### [Stored entries]
+-------+

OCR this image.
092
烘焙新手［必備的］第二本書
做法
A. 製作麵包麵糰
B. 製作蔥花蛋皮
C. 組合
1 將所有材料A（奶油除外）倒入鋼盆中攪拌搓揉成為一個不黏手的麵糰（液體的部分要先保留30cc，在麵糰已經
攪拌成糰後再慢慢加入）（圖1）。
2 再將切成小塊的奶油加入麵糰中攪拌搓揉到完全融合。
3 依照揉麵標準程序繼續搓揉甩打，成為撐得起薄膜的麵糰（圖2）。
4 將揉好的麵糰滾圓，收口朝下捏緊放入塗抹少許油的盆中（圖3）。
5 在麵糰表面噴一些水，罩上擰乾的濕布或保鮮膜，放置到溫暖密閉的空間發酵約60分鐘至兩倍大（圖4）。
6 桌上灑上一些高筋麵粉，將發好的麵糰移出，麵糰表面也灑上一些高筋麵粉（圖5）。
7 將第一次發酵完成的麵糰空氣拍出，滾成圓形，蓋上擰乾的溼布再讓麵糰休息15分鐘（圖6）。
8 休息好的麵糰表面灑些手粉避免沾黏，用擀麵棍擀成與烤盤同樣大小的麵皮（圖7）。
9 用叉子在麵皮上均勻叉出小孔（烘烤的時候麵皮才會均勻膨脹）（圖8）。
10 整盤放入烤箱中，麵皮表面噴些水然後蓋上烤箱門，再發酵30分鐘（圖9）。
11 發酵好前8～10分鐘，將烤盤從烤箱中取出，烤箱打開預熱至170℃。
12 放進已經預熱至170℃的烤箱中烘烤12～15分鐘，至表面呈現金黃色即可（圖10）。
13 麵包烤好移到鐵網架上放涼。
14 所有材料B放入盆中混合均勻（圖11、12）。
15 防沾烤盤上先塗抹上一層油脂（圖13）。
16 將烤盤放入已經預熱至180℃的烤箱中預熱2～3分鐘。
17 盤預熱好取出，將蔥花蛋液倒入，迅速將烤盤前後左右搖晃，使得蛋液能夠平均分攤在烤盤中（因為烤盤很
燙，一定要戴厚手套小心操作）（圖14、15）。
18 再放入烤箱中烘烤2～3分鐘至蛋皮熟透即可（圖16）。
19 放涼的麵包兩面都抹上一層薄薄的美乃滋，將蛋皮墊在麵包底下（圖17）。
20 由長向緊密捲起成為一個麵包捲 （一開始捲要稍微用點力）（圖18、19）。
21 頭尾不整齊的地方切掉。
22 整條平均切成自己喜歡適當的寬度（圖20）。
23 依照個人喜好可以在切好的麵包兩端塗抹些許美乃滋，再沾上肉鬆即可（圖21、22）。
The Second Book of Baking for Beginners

+-------+

### [Written task]
All of the lines above must be returned exactly.

### [Task response]
OCR this image.
092
烘焙新手［必備的］第二本書
做法
A. 製作麵包麵糰
B. 製作蔥花蛋皮
C. 組合
1 將所有材料A（奶油除外）倒入鋼盆中攪拌搓揉成為一個不黏手的麵糰（液體的部分要先保留30cc，在麵糰已經
攪拌成糰後再慢慢加入）（圖1）。
2 再將切成小塊的奶油加入麵糰中攪拌搓揉到完全融合。
3 依照揉麵標準程序繼續搓揉甩打，成為撐得起薄膜的麵糰（圖2）。
4 將揉好的麵糰滾圓，收口朝下捏緊放入塗抹少許油的盆中（圖3）。
5 在麵糰表面噴一些水，罩上擰乾的濕布或保鮮膜，放置到溫暖密閉的空間發酵約60分鐘至兩倍大（圖4）。
6 桌上灑上一些高筋麵粉，將發好的麵糰移出，麵糰表面也灑上一些高筋麵粉（圖5）。
7 將第一次發酵完成的麵糰空氣拍出，滾成圓形，蓋上擰乾的溼布再讓麵糰休息15分鐘（圖6）。
8 休息好的麵糰表面灑些手粉避免沾黏，用擀麵棍擀成與烤盤同樣大小的麵皮（圖7）。
9 用叉子在麵皮上均勻叉出小孔（烘烤的時候麵皮才會均勻膨脹）（圖8）。
10 整盤放入烤箱中，麵皮表面噴些水然後蓋上烤箱門，再發酵30分鐘（圖9）。
11 發酵好前8～10分鐘，將烤盤從烤箱中取出，烤箱打開預熱至170℃。
12 放進已經預熱至170℃的烤箱中烘烤12～15分鐘，至表面呈現金黃色即可（圖10）。
13 麵包烤好移到鐵網架上放涼。
14 所有材料B放入盆中混合均勻（圖11、12）。
15 防沾烤盤上先塗抹上一層油脂（圖13）。
16 將烤盤放入已經預熱至180℃的烤箱中預熱2～3分鐘。
17 盤預熱好取出，將蔥花蛋液倒入，迅速將烤盤前後左右搖晃，使得蛋液能夠平均分攤在烤盤中（因為烤盤很
燙，一定要戴厚手套小心操作）（圖14、15）。
18 再放入烤箱中烘烤2～3分鐘至蛋皮熟透即可（圖16）。
19 放涼的麵包兩面都抹上一層薄薄的美乃滋，將蛋皮墊在麵包底下（圖17）。
20 由長向緊密捲起成為一個麵包捲 （一開始捲要稍微用點力）（圖18、19）。
21 頭尾不整齊的地方切掉。
22 整條平均切成自己喜歡適當的寬度（圖20）。
23 依照個人喜好可以在切好的麵包兩端塗抹些許美乃滋，再沾上肉鬆即可（圖21、22）。
The Second Book of Baking for Beginners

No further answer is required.